Work required: Find the lines holding the string "inspect" in the data, then copy all of them.

Data shown:
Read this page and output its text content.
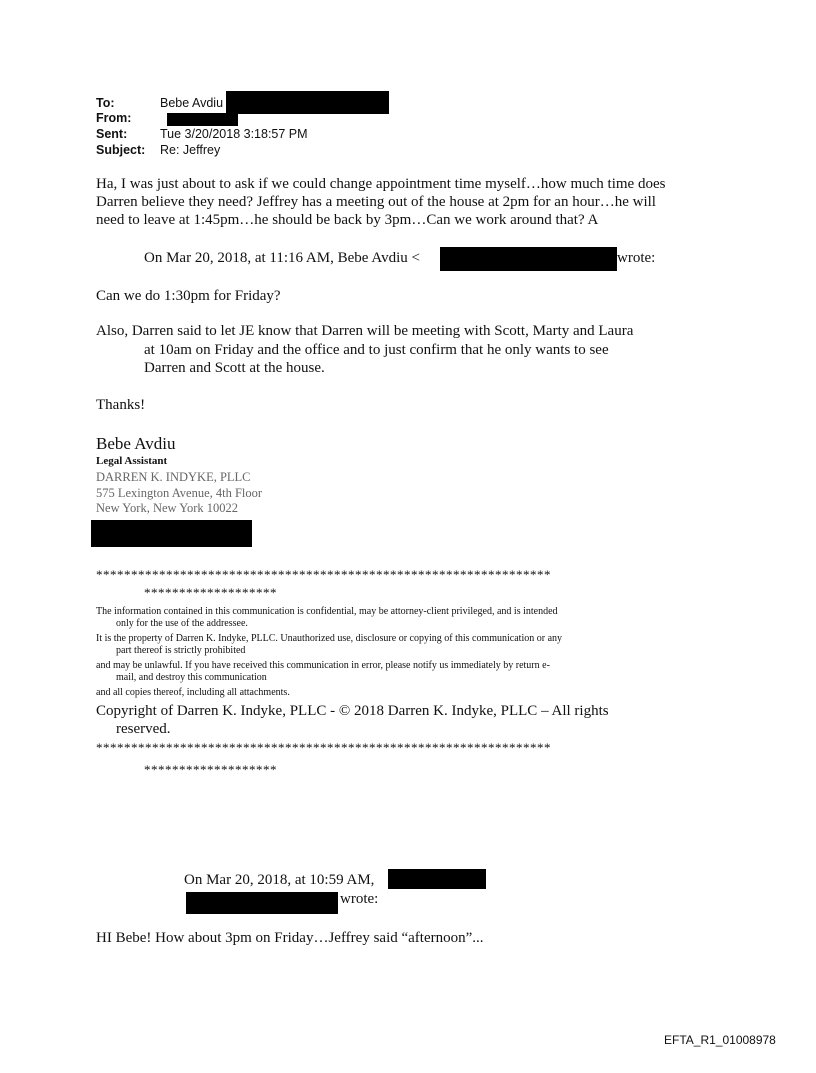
To:	Bebe Avdiu
From:
Sent:	Tue 3/20/2018 3:18:57 PM
Subject: Re: Jeffrey
Ha, I was just about to ask if we could change appointment time myself…how much time does
Darren believe they need? Jeffrey has a meeting out of the house at 2pm for an hour…he will
need to leave at 1:45pm…he should be back by 3pm…Can we work around that? A
On Mar 20, 2018, at 11:16 AM, Bebe Avdiu <	wrote:
Can we do 1:30pm for Friday?
Also, Darren said to let JE know that Darren will be meeting with Scott, Marty and Laura
at 10am on Friday and the office and to just confirm that he only wants to see
Darren and Scott at the house.
Thanks!
Bebe Avdiu
Legal Assistant
DARREN K. INDYKE, PLLC
575 Lexington Avenue, 4th Floor
New York, New York 10022
*****************************************************************
*******************
The information contained in this communication is confidential, may be attorney-client privileged, and is intended
only for the use of the addressee.
It is the property of Darren K. Indyke, PLLC. Unauthorized use, disclosure or copying of this communication or any
part thereof is strictly prohibited
and may be unlawful. If you have received this communication in error, please notify us immediately by return e-
mail, and destroy this communication
and all copies thereof, including all attachments.
Copyright of Darren K. Indyke, PLLC - © 2018 Darren K. Indyke, PLLC – All rights
reserved.
*****************************************************************
*******************
On Mar 20, 2018, at 10:59 AM,
wrote:
HI Bebe! How about 3pm on Friday…Jeffrey said “afternoon”...
EFTA_R1_01008978
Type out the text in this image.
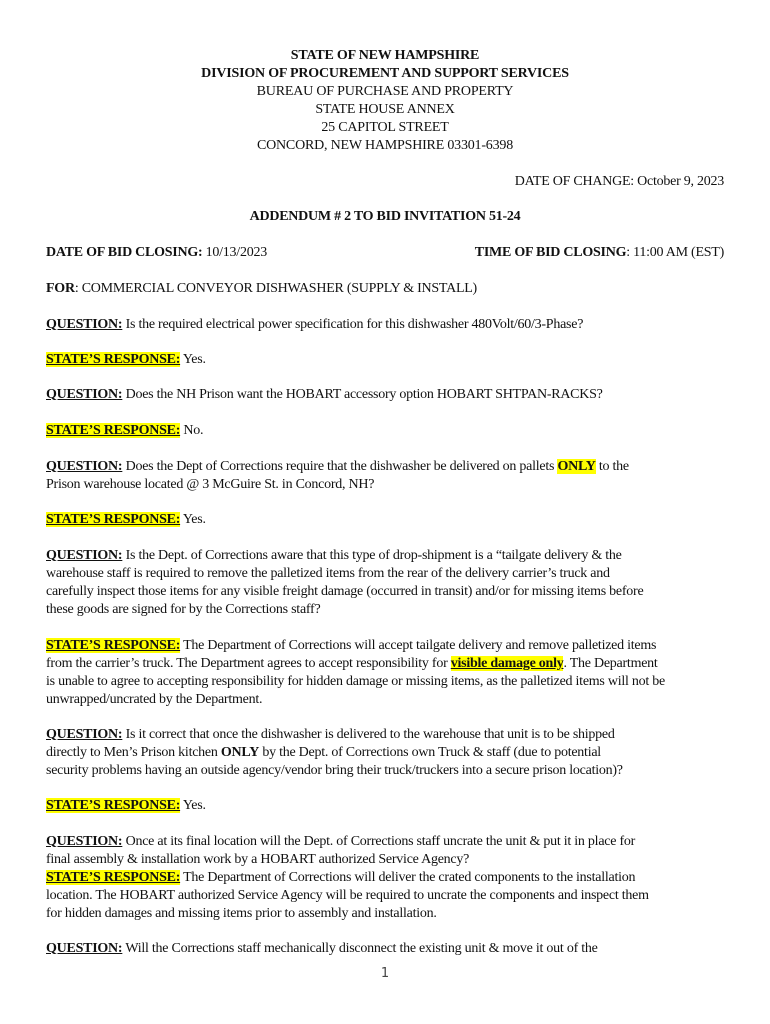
STATE OF NEW HAMPSHIRE
DIVISION OF PROCUREMENT AND SUPPORT SERVICES
BUREAU OF PURCHASE AND PROPERTY
STATE HOUSE ANNEX
25 CAPITOL STREET
CONCORD, NEW HAMPSHIRE 03301-6398
DATE OF CHANGE: October 9, 2023
ADDENDUM # 2 TO BID INVITATION 51-24
DATE OF BID CLOSING: 10/13/2023	TIME OF BID CLOSING: 11:00 AM (EST)
FOR: COMMERCIAL CONVEYOR DISHWASHER (SUPPLY & INSTALL)
QUESTION: Is the required electrical power specification for this dishwasher 480Volt/60/3-Phase?
STATE’S RESPONSE: Yes.
QUESTION: Does the NH Prison want the HOBART accessory option HOBART SHTPAN-RACKS?
STATE’S RESPONSE: No.
QUESTION: Does the Dept of Corrections require that the dishwasher be delivered on pallets ONLY to the
Prison warehouse located @ 3 McGuire St. in Concord, NH?
STATE’S RESPONSE: Yes.
QUESTION: Is the Dept. of Corrections aware that this type of drop-shipment is a “tailgate delivery & the
warehouse staff is required to remove the palletized items from the rear of the delivery carrier’s truck and
carefully inspect those items for any visible freight damage (occurred in transit) and/or for missing items before
these goods are signed for by the Corrections staff?
STATE’S RESPONSE: The Department of Corrections will accept tailgate delivery and remove palletized items
from the carrier’s truck. The Department agrees to accept responsibility for visible damage only. The Department
is unable to agree to accepting responsibility for hidden damage or missing items, as the palletized items will not be
unwrapped/uncrated by the Department.
QUESTION: Is it correct that once the dishwasher is delivered to the warehouse that unit is to be shipped
directly to Men’s Prison kitchen ONLY by the Dept. of Corrections own Truck & staff (due to potential
security problems having an outside agency/vendor bring their truck/truckers into a secure prison location)?
STATE’S RESPONSE: Yes.
QUESTION: Once at its final location will the Dept. of Corrections staff uncrate the unit & put it in place for
final assembly & installation work by a HOBART authorized Service Agency?
STATE’S RESPONSE: The Department of Corrections will deliver the crated components to the installation
location. The HOBART authorized Service Agency will be required to uncrate the components and inspect them
for hidden damages and missing items prior to assembly and installation.
QUESTION: Will the Corrections staff mechanically disconnect the existing unit & move it out of the
1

Worked solution:
carefully inspect those items for any visible freight damage (occurred in transit) and/or for missing items before
location. The HOBART authorized Service Agency will be required to uncrate the components and inspect them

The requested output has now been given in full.